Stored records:
━━━━━━━━━━━━━━━━

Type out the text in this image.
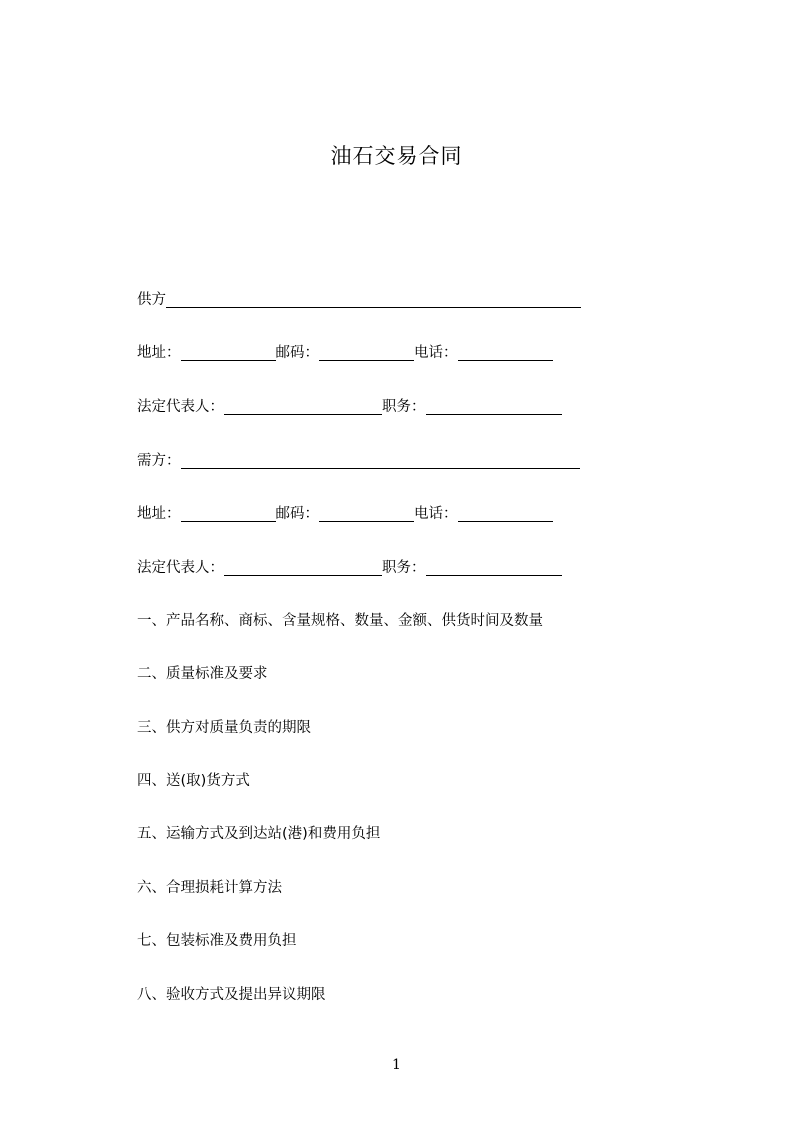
油石交易合同
供方
地址：	邮码：	电话：
法定代表人：	职务：
需方：
地址：	邮码：	电话：
法定代表人：	职务：
一、产品名称、商标、含量规格、数量、金额、供货时间及数量
二、质量标准及要求
三、供方对质量负责的期限
四、送(取)货方式
五、运输方式及到达站(港)和费用负担
六、合理损耗计算方法
七、包装标准及费用负担
八、验收方式及提出异议期限
1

━━━━━━━━━━━━━━━━

What the task requires: Your copy of the data above should match it exactly, except that pictures are left out.

Result:
Type out the text in this image.
油石交易合同
供方
地址：	邮码：	电话：
法定代表人：	职务：
需方：
地址：	邮码：	电话：
法定代表人：	职务：
一、产品名称、商标、含量规格、数量、金额、供货时间及数量
二、质量标准及要求
三、供方对质量负责的期限
四、送(取)货方式
五、运输方式及到达站(港)和费用负担
六、合理损耗计算方法
七、包装标准及费用负担
八、验收方式及提出异议期限
1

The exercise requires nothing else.